> [What you need to do]: Rewrite the following rows as a numbered list, omitting any blank lines.

> [Material for the task]:
______

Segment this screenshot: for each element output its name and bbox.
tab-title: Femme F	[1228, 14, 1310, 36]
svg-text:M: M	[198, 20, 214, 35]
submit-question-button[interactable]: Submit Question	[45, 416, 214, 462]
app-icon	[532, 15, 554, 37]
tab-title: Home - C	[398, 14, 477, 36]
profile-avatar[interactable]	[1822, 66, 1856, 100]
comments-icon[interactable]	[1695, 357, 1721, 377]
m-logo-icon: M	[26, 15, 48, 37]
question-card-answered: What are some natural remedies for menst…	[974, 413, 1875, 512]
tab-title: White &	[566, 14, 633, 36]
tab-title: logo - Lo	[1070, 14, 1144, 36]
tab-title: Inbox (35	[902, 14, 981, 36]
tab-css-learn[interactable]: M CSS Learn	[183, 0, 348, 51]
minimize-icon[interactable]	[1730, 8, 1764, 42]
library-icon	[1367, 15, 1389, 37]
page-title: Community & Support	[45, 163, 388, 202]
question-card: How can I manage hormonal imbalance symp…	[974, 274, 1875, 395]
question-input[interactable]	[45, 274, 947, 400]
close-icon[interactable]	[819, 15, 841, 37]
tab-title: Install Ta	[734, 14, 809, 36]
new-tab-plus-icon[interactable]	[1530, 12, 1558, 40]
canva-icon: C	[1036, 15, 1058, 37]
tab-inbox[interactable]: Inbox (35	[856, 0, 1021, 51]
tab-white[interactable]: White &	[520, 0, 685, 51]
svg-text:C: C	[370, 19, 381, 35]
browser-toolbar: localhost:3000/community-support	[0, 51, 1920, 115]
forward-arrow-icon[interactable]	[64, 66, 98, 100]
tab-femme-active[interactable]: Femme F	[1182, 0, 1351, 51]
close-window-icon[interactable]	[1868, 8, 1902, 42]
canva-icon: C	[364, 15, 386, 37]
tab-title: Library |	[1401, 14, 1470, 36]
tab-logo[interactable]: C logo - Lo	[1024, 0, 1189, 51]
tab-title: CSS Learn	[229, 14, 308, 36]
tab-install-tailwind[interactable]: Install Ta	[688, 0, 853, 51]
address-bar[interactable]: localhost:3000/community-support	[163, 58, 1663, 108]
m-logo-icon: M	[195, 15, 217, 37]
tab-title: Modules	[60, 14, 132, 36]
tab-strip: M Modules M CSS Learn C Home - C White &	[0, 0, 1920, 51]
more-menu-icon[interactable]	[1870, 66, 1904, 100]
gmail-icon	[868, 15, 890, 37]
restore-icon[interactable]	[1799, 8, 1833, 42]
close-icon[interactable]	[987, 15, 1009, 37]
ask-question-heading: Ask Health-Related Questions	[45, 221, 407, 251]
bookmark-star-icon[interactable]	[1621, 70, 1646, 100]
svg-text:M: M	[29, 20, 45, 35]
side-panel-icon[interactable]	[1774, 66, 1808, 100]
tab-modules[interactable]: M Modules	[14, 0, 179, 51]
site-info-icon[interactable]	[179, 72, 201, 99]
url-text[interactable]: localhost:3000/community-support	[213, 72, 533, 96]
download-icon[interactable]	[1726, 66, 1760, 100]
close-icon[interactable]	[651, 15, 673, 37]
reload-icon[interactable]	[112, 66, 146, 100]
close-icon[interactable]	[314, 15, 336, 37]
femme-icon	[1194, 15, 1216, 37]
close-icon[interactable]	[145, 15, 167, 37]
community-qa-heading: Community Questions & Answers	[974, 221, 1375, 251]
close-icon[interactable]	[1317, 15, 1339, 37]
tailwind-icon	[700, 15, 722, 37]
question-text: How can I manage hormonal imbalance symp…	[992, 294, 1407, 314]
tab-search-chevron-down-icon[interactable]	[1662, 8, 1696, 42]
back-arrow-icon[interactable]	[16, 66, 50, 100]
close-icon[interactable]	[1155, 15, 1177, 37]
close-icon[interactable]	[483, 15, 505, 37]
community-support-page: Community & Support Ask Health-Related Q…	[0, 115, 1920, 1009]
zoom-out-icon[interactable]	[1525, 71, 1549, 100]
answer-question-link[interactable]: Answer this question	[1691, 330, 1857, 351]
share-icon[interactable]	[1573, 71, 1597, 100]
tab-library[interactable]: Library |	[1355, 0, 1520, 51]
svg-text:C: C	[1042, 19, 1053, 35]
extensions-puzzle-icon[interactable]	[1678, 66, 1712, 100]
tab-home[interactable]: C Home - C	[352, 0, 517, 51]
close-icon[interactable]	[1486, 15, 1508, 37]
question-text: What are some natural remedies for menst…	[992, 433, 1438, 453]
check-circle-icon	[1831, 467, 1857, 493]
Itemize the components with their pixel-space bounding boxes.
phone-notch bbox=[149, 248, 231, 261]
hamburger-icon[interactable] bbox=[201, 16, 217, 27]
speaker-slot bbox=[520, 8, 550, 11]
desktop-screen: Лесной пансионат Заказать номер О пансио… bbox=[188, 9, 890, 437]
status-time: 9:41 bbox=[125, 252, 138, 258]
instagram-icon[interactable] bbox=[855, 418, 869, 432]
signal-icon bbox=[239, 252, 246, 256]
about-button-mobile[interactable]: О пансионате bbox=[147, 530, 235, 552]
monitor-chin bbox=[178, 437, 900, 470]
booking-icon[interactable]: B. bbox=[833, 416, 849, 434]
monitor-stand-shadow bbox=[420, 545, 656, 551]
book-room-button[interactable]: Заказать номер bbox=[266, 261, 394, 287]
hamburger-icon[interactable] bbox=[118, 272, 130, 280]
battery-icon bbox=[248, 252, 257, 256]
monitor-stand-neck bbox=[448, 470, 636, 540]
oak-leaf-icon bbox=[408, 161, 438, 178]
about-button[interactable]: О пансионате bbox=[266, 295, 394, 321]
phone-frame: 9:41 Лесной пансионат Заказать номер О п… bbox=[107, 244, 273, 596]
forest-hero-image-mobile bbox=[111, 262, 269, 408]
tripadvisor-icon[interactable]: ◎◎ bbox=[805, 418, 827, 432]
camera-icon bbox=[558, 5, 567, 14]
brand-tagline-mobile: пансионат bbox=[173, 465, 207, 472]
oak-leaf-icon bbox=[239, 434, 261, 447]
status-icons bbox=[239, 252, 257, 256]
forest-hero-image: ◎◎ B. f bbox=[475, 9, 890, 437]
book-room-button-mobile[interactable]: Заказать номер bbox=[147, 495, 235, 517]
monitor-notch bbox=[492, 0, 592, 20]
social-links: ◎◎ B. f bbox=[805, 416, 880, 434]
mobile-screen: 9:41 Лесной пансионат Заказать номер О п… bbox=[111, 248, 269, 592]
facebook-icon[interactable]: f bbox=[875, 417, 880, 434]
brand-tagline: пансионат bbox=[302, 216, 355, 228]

______

> [Output of the task]:
1. Segment this screenshot: for each element output its name and bbox.
2. tab-title: Femme F	[1228, 14, 1310, 36]
3. svg-text:M: M	[198, 20, 214, 35]
4. submit-question-button[interactable]: Submit Question	[45, 416, 214, 462]
5. app-icon	[532, 15, 554, 37]
6. tab-title: Home - C	[398, 14, 477, 36]
7. profile-avatar[interactable]	[1822, 66, 1856, 100]
8. comments-icon[interactable]	[1695, 357, 1721, 377]
9. m-logo-icon: M	[26, 15, 48, 37]
10. question-card-answered: What are some natural remedies for menst…	[974, 413, 1875, 512]
11. tab-title: White &	[566, 14, 633, 36]
12. tab-title: logo - Lo	[1070, 14, 1144, 36]
13. tab-title: Inbox (35	[902, 14, 981, 36]
14. tab-css-learn[interactable]: M CSS Learn	[183, 0, 348, 51]
15. minimize-icon[interactable]	[1730, 8, 1764, 42]
16. library-icon	[1367, 15, 1389, 37]
17. page-title: Community & Support	[45, 163, 388, 202]
18. question-card: How can I manage hormonal imbalance symp…	[974, 274, 1875, 395]
19. question-input[interactable]	[45, 274, 947, 400]
20. close-icon[interactable]	[819, 15, 841, 37]
21. tab-title: Install Ta	[734, 14, 809, 36]
22. new-tab-plus-icon[interactable]	[1530, 12, 1558, 40]
23. canva-icon: C	[1036, 15, 1058, 37]
24. tab-inbox[interactable]: Inbox (35	[856, 0, 1021, 51]
25. tab-white[interactable]: White &	[520, 0, 685, 51]
26. svg-text:C: C	[370, 19, 381, 35]
27. browser-toolbar: localhost:3000/community-support	[0, 51, 1920, 115]
28. forward-arrow-icon[interactable]	[64, 66, 98, 100]
29. tab-femme-active[interactable]: Femme F	[1182, 0, 1351, 51]
30. close-window-icon[interactable]	[1868, 8, 1902, 42]
31. canva-icon: C	[364, 15, 386, 37]
32. tab-title: Library |	[1401, 14, 1470, 36]
33. tab-logo[interactable]: C logo - Lo	[1024, 0, 1189, 51]
34. tab-title: CSS Learn	[229, 14, 308, 36]
35. tab-install-tailwind[interactable]: Install Ta	[688, 0, 853, 51]
36. address-bar[interactable]: localhost:3000/community-support	[163, 58, 1663, 108]
37. m-logo-icon: M	[195, 15, 217, 37]
38. tab-title: Modules	[60, 14, 132, 36]
39. tab-strip: M Modules M CSS Learn C Home - C White &	[0, 0, 1920, 51]
40. more-menu-icon[interactable]	[1870, 66, 1904, 100]
41. gmail-icon	[868, 15, 890, 37]
42. restore-icon[interactable]	[1799, 8, 1833, 42]
43. close-icon[interactable]	[987, 15, 1009, 37]
44. ask-question-heading: Ask Health-Related Questions	[45, 221, 407, 251]
45. bookmark-star-icon[interactable]	[1621, 70, 1646, 100]
46. svg-text:M: M	[29, 20, 45, 35]
47. side-panel-icon[interactable]	[1774, 66, 1808, 100]
48. tab-modules[interactable]: M Modules	[14, 0, 179, 51]
49. site-info-icon[interactable]	[179, 72, 201, 99]
50. url-text[interactable]: localhost:3000/community-support	[213, 72, 533, 96]
51. download-icon[interactable]	[1726, 66, 1760, 100]
52. close-icon[interactable]	[651, 15, 673, 37]
53. reload-icon[interactable]	[112, 66, 146, 100]
54. close-icon[interactable]	[314, 15, 336, 37]
55. femme-icon	[1194, 15, 1216, 37]
56. close-icon[interactable]	[145, 15, 167, 37]
57. community-qa-heading: Community Questions & Answers	[974, 221, 1375, 251]
58. close-icon[interactable]	[1317, 15, 1339, 37]
59. tailwind-icon	[700, 15, 722, 37]
60. question-text: How can I manage hormonal imbalance symp…	[992, 294, 1407, 314]
61. tab-search-chevron-down-icon[interactable]	[1662, 8, 1696, 42]
62. back-arrow-icon[interactable]	[16, 66, 50, 100]
63. close-icon[interactable]	[1155, 15, 1177, 37]
64. close-icon[interactable]	[483, 15, 505, 37]
65. community-support-page: Community & Support Ask Health-Related Q…	[0, 115, 1920, 1009]
66. zoom-out-icon[interactable]	[1525, 71, 1549, 100]
67. answer-question-link[interactable]: Answer this question	[1691, 330, 1857, 351]
68. share-icon[interactable]	[1573, 71, 1597, 100]
69. tab-library[interactable]: Library |	[1355, 0, 1520, 51]
70. svg-text:C: C	[1042, 19, 1053, 35]
71. extensions-puzzle-icon[interactable]	[1678, 66, 1712, 100]
72. tab-home[interactable]: C Home - C	[352, 0, 517, 51]
73. close-icon[interactable]	[1486, 15, 1508, 37]
74. question-text: What are some natural remedies for menst…	[992, 433, 1438, 453]
75. check-circle-icon	[1831, 467, 1857, 493]
76. Itemize the components with their pixel-space bounding boxes.
77. phone-notch bbox=[149, 248, 231, 261]
78. hamburger-icon[interactable] bbox=[201, 16, 217, 27]
79. speaker-slot bbox=[520, 8, 550, 11]
80. desktop-screen: Лесной пансионат Заказать номер О пансио… bbox=[188, 9, 890, 437]
81. status-time: 9:41 bbox=[125, 252, 138, 258]
82. instagram-icon[interactable] bbox=[855, 418, 869, 432]
83. signal-icon bbox=[239, 252, 246, 256]
84. about-button-mobile[interactable]: О пансионате bbox=[147, 530, 235, 552]
85. monitor-chin bbox=[178, 437, 900, 470]
86. booking-icon[interactable]: B. bbox=[833, 416, 849, 434]
87. monitor-stand-shadow bbox=[420, 545, 656, 551]
88. book-room-button[interactable]: Заказать номер bbox=[266, 261, 394, 287]
89. hamburger-icon[interactable] bbox=[118, 272, 130, 280]
90. battery-icon bbox=[248, 252, 257, 256]
91. monitor-stand-neck bbox=[448, 470, 636, 540]
92. oak-leaf-icon bbox=[408, 161, 438, 178]
93. about-button[interactable]: О пансионате bbox=[266, 295, 394, 321]
94. phone-frame: 9:41 Лесной пансионат Заказать номер О п… bbox=[107, 244, 273, 596]
95. forest-hero-image-mobile bbox=[111, 262, 269, 408]
96. tripadvisor-icon[interactable]: ◎◎ bbox=[805, 418, 827, 432]
97. camera-icon bbox=[558, 5, 567, 14]
98. brand-tagline-mobile: пансионат bbox=[173, 465, 207, 472]
99. oak-leaf-icon bbox=[239, 434, 261, 447]
100. status-icons bbox=[239, 252, 257, 256]
101. forest-hero-image: ◎◎ B. f bbox=[475, 9, 890, 437]
102. book-room-button-mobile[interactable]: Заказать номер bbox=[147, 495, 235, 517]
103. monitor-notch bbox=[492, 0, 592, 20]
104. social-links: ◎◎ B. f bbox=[805, 416, 880, 434]
105. mobile-screen: 9:41 Лесной пансионат Заказать номер О п… bbox=[111, 248, 269, 592]
106. facebook-icon[interactable]: f bbox=[875, 417, 880, 434]
107. brand-tagline: пансионат bbox=[302, 216, 355, 228]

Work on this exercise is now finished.